Records from a collection

----

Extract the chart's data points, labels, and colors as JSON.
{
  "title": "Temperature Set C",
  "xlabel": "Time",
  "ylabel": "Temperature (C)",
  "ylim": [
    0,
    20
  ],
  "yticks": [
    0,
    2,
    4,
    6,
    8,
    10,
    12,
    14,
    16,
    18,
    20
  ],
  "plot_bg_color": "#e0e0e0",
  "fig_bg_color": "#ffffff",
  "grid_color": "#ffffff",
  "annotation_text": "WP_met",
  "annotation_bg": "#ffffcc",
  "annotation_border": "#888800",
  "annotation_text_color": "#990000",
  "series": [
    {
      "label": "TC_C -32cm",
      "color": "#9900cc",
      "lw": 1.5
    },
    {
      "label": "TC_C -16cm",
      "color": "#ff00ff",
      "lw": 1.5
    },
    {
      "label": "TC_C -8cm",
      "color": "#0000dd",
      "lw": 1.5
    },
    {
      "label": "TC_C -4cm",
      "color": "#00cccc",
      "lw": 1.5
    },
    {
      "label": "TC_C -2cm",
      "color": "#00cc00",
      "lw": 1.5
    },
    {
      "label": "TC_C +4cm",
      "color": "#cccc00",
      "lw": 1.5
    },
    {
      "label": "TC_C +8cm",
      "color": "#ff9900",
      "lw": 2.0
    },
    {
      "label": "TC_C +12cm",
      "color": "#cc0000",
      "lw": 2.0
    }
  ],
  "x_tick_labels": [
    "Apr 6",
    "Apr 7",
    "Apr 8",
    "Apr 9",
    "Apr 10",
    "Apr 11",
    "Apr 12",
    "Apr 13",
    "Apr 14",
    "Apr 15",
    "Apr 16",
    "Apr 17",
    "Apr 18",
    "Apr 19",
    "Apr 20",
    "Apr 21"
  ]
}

----

*EXERCISE DIRECTIONS*.
Recopy the entries above in their entirety, exactly.

*WORKED SOLUTION*.
Extract the chart's data points, labels, and colors as JSON.
{
  "title": "Temperature Set C",
  "xlabel": "Time",
  "ylabel": "Temperature (C)",
  "ylim": [
    0,
    20
  ],
  "yticks": [
    0,
    2,
    4,
    6,
    8,
    10,
    12,
    14,
    16,
    18,
    20
  ],
  "plot_bg_color": "#e0e0e0",
  "fig_bg_color": "#ffffff",
  "grid_color": "#ffffff",
  "annotation_text": "WP_met",
  "annotation_bg": "#ffffcc",
  "annotation_border": "#888800",
  "annotation_text_color": "#990000",
  "series": [
    {
      "label": "TC_C -32cm",
      "color": "#9900cc",
      "lw": 1.5
    },
    {
      "label": "TC_C -16cm",
      "color": "#ff00ff",
      "lw": 1.5
    },
    {
      "label": "TC_C -8cm",
      "color": "#0000dd",
      "lw": 1.5
    },
    {
      "label": "TC_C -4cm",
      "color": "#00cccc",
      "lw": 1.5
    },
    {
      "label": "TC_C -2cm",
      "color": "#00cc00",
      "lw": 1.5
    },
    {
      "label": "TC_C +4cm",
      "color": "#cccc00",
      "lw": 1.5
    },
    {
      "label": "TC_C +8cm",
      "color": "#ff9900",
      "lw": 2.0
    },
    {
      "label": "TC_C +12cm",
      "color": "#cc0000",
      "lw": 2.0
    }
  ],
  "x_tick_labels": [
    "Apr 6",
    "Apr 7",
    "Apr 8",
    "Apr 9",
    "Apr 10",
    "Apr 11",
    "Apr 12",
    "Apr 13",
    "Apr 14",
    "Apr 15",
    "Apr 16",
    "Apr 17",
    "Apr 18",
    "Apr 19",
    "Apr 20",
    "Apr 21"
  ]
}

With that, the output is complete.